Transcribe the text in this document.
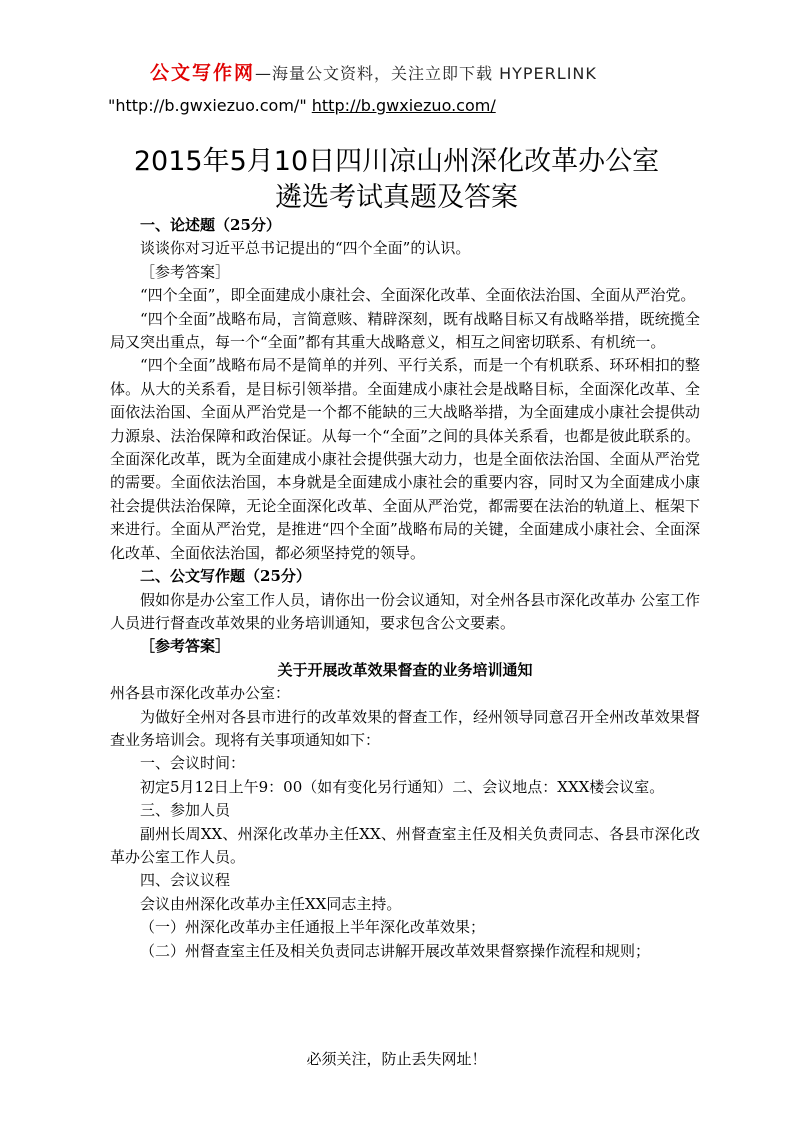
公文写作网—海量公文资料，关注立即下载 HYPERLINK
"http://b.gwxiezuo.com/" http://b.gwxiezuo.com/
2015年5月10日四川凉山州深化改革办公室
遴选考试真题及答案

一、论述题（25分）

谈谈你对习近平总书记提出的“四个全面”的认识。

［参考答案］

“四个全面”，即全面建成小康社会、全面深化改革、全面依法治国、全面从严治党。

“四个全面”战略布局，言简意赅、精辟深刻，既有战略目标又有战略举措，既统揽全局又突出重点，每一个“全面”都有其重大战略意义，相互之间密切联系、有机统一。

“四个全面”战略布局不是简单的并列、平行关系，而是一个有机联系、环环相扣的整体。从大的关系看，是目标引领举措。全面建成小康社会是战略目标，全面深化改革、全面依法治国、全面从严治党是一个都不能缺的三大战略举措，为全面建成小康社会提供动力源泉、法治保障和政治保证。从每一个“全面”之间的具体关系看，也都是彼此联系的。全面深化改革，既为全面建成小康社会提供强大动力，也是全面依法治国、全面从严治党的需要。全面依法治国，本身就是全面建成小康社会的重要内容，同时又为全面建成小康社会提供法治保障，无论全面深化改革、全面从严治党，都需要在法治的轨道上、框架下来进行。全面从严治党，是推进“四个全面”战略布局的关键，全面建成小康社会、全面深化改革、全面依法治国，都必须坚持党的领导。

二、公文写作题（25分）

假如你是办公室工作人员，请你出一份会议通知，对全州各县市深化改革办 公室工作人员进行督查改革效果的业务培训通知，要求包含公文要素。

［参考答案］

关于开展改革效果督查的业务培训通知

州各县市深化改革办公室：

为做好全州对各县市进行的改革效果的督查工作，经州领导同意召开全州改革效果督查业务培训会。现将有关事项通知如下：

一、会议时间：

初定5月12日上午9：00（如有变化另行通知）二、会议地点：XXX楼会议室。

三、参加人员

副州长周XX、州深化改革办主任XX、州督查室主任及相关负责同志、各县市深化改革办公室工作人员。

四、会议议程

会议由州深化改革办主任XX同志主持。

（一）州深化改革办主任通报上半年深化改革效果；

（二）州督查室主任及相关负责同志讲解开展改革效果督察操作流程和规则；

必须关注，防止丢失网址！
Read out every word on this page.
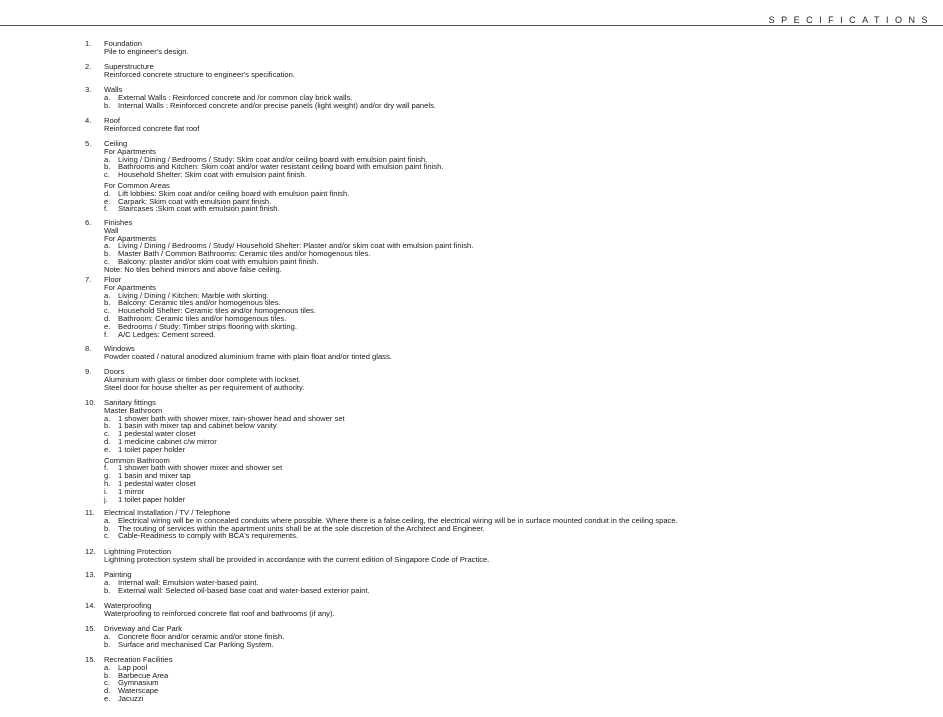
SPECIFICATIONS
1.	Foundation
Pile to engineer's design.
2.	Superstructure
Reinforced concrete structure to engineer's specification.
3.	Walls
a. External Walls : Reinforced concrete and /or common clay brick walls.
b. Internal Walls : Reinforced concrete and/or precise panels (light weight) and/or dry wall panels.
4.	Roof
Reinforced concrete flat roof
5.	Ceiling
For Apartments
a. Living / Dining / Bedrooms / Study: Skim coat and/or ceiling board with emulsion paint finish.
b. Bathrooms and Kitchen: Skim coat and/or water resistant ceiling board with emulsion paint finish.
c. Household Shelter: Skim coat with emulsion paint finish.
For Common Areas
d. Lift lobbies: Skim coat and/or ceiling board with emulsion paint finish.
e. Carpark: Skim coat with emulsion paint finish.
f. Staircases :Skim coat with emulsion paint finish.
6.	Finishes
Wall
For Apartments
a. Living / Dining / Bedrooms / Study/ Household Shelter: Plaster and/or skim coat with emulsion paint finish.
b. Master Bath / Common Bathrooms: Ceramic tiles and/or homogenous tiles.
c. Balcony: plaster and/or skim coat with emulsion paint finish.
Note: No tiles behind mirrors and above false ceiling.
7.	Floor
For Apartments
a. Living / Dining / Kitchen: Marble with skirting.
b. Balcony: Ceramic tiles and/or homogenous tiles.
c. Household Shelter: Ceramic tiles and/or homogenous tiles.
d. Bathroom: Ceramic tiles and/or homogenous tiles.
e. Bedrooms / Study: Timber strips flooring with skirting.
f. A/C Ledges: Cement screed.
8.	Windows
Powder coated / natural anodized aluminium frame with plain float and/or tinted glass.
9.	Doors
Aluminium with glass or timber door complete with lockset.
Steel door for house shelter as per requirement of authority.
10.	Sanitary fittings
Master Bathroom
a. 1 shower bath with shower mixer, rain-shower head and shower set
b. 1 basin with mixer tap and cabinet below vanity
c. 1 pedestal water closet
d. 1 medicine cabinet c/w mirror
e. 1 toilet paper holder
Common Bathroom
f. 1 shower bath with shower mixer and shower set
g. 1 basin and mixer tap
h. 1 pedestal water closet
i. 1 mirror
j. 1 toilet paper holder
11.	Electrical Installation / TV / Telephone
a. Electrical wiring will be in concealed conduits where possible. Where there is a false ceiling, the electrical wiring will be in surface mounted conduit in the ceiling space.
b. The routing of services within the apartment units shall be at the sole discretion of the Architect and Engineer.
c. Cable-Readiness to comply with BCA's requirements.
12.	Lightning Protection
Lightning protection system shall be provided in accordance with the current edition of Singapore Code of Practice.
13.	Painting
a. Internal wall: Emulsion water-based paint.
b. External wall: Selected oil-based base coat and water-based exterior paint.
14.	Waterproofing
Waterproofing to reinforced concrete flat roof and bathrooms (if any).
15.	Driveway and Car Park
a. Concrete floor and/or ceramic and/or stone finish.
b. Surface and mechanised Car Parking System.
15.	Recreation Facilities
a. Lap pool
b. Barbecue Area
c. Gymnasium
d. Waterscape
e. Jacuzzi
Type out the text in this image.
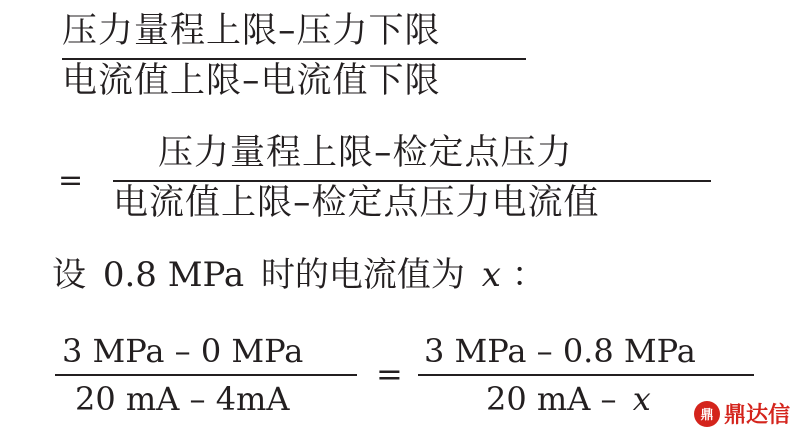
压力量程上限–压力下限
电流值上限–电流值下限
=
压力量程上限–检定点压力
电流值上限–检定点压力电流值
设 0.8 MPa 时的电流值为 x ：
3 MPa – 0 MPa
20 mA – 4mA
=
3 MPa – 0.8 MPa
20 mA – x	鼎 鼎达信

Directions for this task ▸ Take only the line containing "Type out the text in this image." and every line after it to the end of the entries, and copy them exactly, pictures excluded.

Correct response ▸
Type out the text in this image.
压力量程上限–压力下限
电流值上限–电流值下限
=
压力量程上限–检定点压力
电流值上限–检定点压力电流值
设 0.8 MPa 时的电流值为 x ：
3 MPa – 0 MPa
20 mA – 4mA
=
3 MPa – 0.8 MPa
20 mA – x	鼎 鼎达信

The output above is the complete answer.